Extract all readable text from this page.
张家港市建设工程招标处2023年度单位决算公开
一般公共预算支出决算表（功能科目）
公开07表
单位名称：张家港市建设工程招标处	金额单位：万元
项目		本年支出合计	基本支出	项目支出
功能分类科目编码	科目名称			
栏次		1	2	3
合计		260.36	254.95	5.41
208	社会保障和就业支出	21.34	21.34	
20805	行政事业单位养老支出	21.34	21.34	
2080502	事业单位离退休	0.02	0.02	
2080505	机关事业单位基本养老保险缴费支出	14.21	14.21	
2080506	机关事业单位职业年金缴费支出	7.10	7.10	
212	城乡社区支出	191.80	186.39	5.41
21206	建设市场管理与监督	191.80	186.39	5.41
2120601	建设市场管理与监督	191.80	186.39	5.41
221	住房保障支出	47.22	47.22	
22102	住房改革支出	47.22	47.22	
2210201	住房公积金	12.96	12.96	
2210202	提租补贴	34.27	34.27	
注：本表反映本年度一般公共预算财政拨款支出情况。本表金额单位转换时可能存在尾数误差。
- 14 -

——————————

Objective.
Quote the whole listing above, leaving nothing out.

Solution.
Extract all readable text from this page.
张家港市建设工程招标处2023年度单位决算公开
一般公共预算支出决算表（功能科目）
公开07表
单位名称：张家港市建设工程招标处	金额单位：万元
项目		本年支出合计	基本支出	项目支出
功能分类科目编码	科目名称			
栏次		1	2	3
合计		260.36	254.95	5.41
208	社会保障和就业支出	21.34	21.34	
20805	行政事业单位养老支出	21.34	21.34	
2080502	事业单位离退休	0.02	0.02	
2080505	机关事业单位基本养老保险缴费支出	14.21	14.21	
2080506	机关事业单位职业年金缴费支出	7.10	7.10	
212	城乡社区支出	191.80	186.39	5.41
21206	建设市场管理与监督	191.80	186.39	5.41
2120601	建设市场管理与监督	191.80	186.39	5.41
221	住房保障支出	47.22	47.22	
22102	住房改革支出	47.22	47.22	
2210201	住房公积金	12.96	12.96	
2210202	提租补贴	34.27	34.27	
注：本表反映本年度一般公共预算财政拨款支出情况。本表金额单位转换时可能存在尾数误差。
- 14 -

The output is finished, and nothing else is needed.